La tua ricerca artistica parte dai luoghi periferici e attraverso differenti mezzi espressivi prende forma. Mi puoi parlare di essa, di come scegli il luogo e di come ti rapporti con esso?
Mi sono trasferito nell'hinterland Napoletano nel 2000 ed è stata una vera scoperta, la zona d'ombra al di fuori dei centri storici italiani è un luogo che mi ha attratto fin da subito, con la sua crudeltà pratica ed informale mi sembra il luogo più plastico e contemporaneo che abbiamo nel mondo. Le periferie sono spesso le fucine delle nuove forme estetiche e per me è proprio grazie alla mancanze di tutele dettate dall'amore e dalla storicizzazione che nei luoghi periferici si può pensare e generare una possibile nuova forma estetica.
La periferia prima di essere un luogo fisico è una condizione mentale, la mia condizione mentale, essere leggermente defilato rispetto al punto in cui mirano i riflettori mi permette una maggiore libertà di azione di espressione, dimensionare la contemporaneità attraverso questi luoghi e le tracce che lasciano mi dà l'impressione di cogliere l'essenza prima di ogni strumentalizzazione, prima di ogni consacrazione.

Hai vissuto per alcuni anni a Napoli e a questa città hai dedicato la tua mostra al MADRE dando vita ad una serie di arazzi attraverso cinque raggruppamenti da 24'000 immagini prodotte in collaborazione con un gruppo di studenti delle scuole superiori. Quasi li sono i temi affrontati con questo progetto e il ruolo del capoluogo partenopeo?

Questione d'appartenenza è solo l'ultima in ordine cronologico di molte ricerche che ho dedicato a Napoli ed al suo hinterland. Napoli è la mia città, la città che ho scelto per formarmi come essere umano, la città che mi ha fornito le armi per decifrare le dinamiche che incontro in ogni altra parte del mondo, una sorta di luogo d'elezione a cui sono legatissimo. È inoltre una delle pochissime città italiane in cui il centro e la periferia non sono disposte in modo canonico in base alla distanza da un'ipotetico centro pulsante, Napoli conserva delle sacche di resistenza civile nel cuore della città, sacche che la mantengono viva ed eclettica. Per questo progetto ho vissuto un'anno ai quartieri spagnoli, a 100 metri dalla celebre piazza del Plebiscito e a 100 metri da una piazza di spaccio.

• [Compito assegnato]: Prosegui l'intervista sulle periferie e su Napoli partendo dopo la sua ultima frase. Le voci non hanno alcun rapporto con l'intervista.

Dati di previsione dei riquadri di delimitazione:

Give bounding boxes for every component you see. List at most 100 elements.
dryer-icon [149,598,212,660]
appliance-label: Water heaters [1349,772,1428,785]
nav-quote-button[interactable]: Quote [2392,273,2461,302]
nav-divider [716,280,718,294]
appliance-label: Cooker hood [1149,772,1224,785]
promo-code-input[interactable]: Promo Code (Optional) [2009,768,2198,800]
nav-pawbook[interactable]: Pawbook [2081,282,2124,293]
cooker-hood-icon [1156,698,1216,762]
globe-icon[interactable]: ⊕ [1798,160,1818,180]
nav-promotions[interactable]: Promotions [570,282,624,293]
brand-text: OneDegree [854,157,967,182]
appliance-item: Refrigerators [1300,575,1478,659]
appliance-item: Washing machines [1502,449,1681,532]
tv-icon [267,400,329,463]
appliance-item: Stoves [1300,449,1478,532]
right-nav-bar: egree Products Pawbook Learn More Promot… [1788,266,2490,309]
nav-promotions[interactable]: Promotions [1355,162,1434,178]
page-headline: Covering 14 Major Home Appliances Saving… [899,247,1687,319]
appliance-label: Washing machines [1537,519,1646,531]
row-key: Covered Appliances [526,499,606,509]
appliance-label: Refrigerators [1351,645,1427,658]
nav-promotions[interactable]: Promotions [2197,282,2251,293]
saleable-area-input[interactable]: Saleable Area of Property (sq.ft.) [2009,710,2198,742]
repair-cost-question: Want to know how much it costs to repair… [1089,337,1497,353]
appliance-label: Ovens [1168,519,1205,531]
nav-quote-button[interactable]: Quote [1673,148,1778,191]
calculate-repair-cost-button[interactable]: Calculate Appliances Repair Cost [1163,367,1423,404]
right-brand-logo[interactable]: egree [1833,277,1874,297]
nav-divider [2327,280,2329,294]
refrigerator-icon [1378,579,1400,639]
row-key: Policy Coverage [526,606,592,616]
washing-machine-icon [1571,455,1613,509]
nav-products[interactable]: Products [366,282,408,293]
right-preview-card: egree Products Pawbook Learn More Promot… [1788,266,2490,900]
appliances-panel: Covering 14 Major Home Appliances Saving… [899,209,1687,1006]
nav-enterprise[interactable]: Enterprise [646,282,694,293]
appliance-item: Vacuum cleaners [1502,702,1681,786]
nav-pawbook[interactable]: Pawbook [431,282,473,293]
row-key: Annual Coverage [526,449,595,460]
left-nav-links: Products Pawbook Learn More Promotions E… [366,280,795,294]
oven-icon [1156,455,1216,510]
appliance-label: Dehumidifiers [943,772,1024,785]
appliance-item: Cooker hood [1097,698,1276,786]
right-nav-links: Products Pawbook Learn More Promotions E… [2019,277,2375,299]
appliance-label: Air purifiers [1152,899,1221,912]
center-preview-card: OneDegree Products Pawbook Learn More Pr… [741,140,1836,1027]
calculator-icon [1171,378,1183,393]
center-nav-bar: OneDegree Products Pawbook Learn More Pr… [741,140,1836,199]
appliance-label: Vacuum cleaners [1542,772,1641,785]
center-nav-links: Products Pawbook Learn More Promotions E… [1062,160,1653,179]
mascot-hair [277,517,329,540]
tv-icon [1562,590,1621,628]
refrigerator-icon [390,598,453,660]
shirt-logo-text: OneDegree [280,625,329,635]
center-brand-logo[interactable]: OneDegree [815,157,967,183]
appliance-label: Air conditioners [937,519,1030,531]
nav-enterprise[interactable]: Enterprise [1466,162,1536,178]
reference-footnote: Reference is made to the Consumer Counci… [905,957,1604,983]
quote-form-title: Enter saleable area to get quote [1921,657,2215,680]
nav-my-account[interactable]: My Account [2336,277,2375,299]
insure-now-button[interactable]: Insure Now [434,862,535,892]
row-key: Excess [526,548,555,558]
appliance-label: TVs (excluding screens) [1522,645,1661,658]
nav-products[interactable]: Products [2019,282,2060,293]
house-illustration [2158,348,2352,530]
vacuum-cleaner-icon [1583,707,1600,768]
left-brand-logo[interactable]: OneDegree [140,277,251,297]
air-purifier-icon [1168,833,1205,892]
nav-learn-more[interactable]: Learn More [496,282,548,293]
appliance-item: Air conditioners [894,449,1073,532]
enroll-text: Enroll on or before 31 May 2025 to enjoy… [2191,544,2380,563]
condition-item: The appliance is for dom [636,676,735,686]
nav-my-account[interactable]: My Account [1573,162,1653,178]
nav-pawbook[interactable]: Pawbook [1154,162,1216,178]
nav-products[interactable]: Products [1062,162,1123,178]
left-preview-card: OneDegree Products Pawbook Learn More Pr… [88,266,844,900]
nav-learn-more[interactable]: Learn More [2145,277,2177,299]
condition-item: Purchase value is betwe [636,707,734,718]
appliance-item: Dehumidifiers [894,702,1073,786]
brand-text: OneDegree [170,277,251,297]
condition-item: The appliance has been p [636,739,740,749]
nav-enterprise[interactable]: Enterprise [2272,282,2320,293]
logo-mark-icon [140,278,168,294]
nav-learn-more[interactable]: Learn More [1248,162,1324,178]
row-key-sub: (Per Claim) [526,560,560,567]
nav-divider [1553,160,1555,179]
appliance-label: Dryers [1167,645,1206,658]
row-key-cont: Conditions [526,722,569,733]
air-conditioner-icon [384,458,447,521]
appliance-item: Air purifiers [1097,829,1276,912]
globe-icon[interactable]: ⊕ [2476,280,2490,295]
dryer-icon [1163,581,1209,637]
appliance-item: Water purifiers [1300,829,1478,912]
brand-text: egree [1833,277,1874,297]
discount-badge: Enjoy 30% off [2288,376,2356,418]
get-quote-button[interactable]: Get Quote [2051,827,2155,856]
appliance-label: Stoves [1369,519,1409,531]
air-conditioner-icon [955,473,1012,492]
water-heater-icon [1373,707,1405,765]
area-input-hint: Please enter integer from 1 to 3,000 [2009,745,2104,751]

• [Area di risposta]:
Ho cercato così le tracce di questo dinamismo sociale attraverso le architetture, cercando le micro azioni informali svolte dai singoli cittadini sulle facciate dei palazzi storici, inserendomi nella scia di Walter Benjamin che teorizzò per Napoli l'idea della città porosa, un luogo unico in grado di cambiare ed aumentare gli spazi riconvertendo gli anfratti della sua stessa struttura, tradendo e deturpando la sua stessa bellezza, sporcandola di una nuova bellezza più viva ed unica che strafottente ride dei continui rintocchi che ne prevedono la morte.

A seguito della permanenza concordata con il museo Ettore Fico hai presentato la tua personale come un percorso attraverso oggetti, fatti e persone rivolto al cambiamento. Mi puoi parlare di Seconda Chance?
Seconda Chance è una mostra che si muove su diversi registri, il primo che va a parlare di questo momento storico in cui i quartieri funzionali delle città si trovano defraudati delle loro istanze ed obbligati a riconvertirsi nell'era post industriale (il museo stesso insiste in una ex fabbrica), il secondo parla dell'essere umano che nel percorso della sua vita si trova a dover affrontare la necessità di rimodulare il progetto e ridefinire la rotta quindi a doversi confrontare con il tradimento delle sue aspettative per potersi dare una seconda possibilità. Il terzo ed ultimo invece è più personale, da piemontese emigrato a Napoli rappresenta una sorta di ritorno ai luoghi d'origine, ai luoghi da cui sono andato via perché non mi sentivo compreso e che invece ero io a non comprendere, quindi alla mia seconda chance per cercare un punto di comunione.
Si tratta di un progetto cominciato quasi due anni fa in costante dialogo con il direttore del museo Ettore Fico e curatore della mostra Andrea Busto che ha visto un lavoro di ricerca sul quartiere di Barriera di Milano come modello su cui ragionare su questo particolare momento storico che vede i quartieri post industriali a dover ridisegnare il loro tessuto fisico e sociale. Una sorta di romanzo visivo che prova a raccontare il cambiamento nel momento in cui avviene.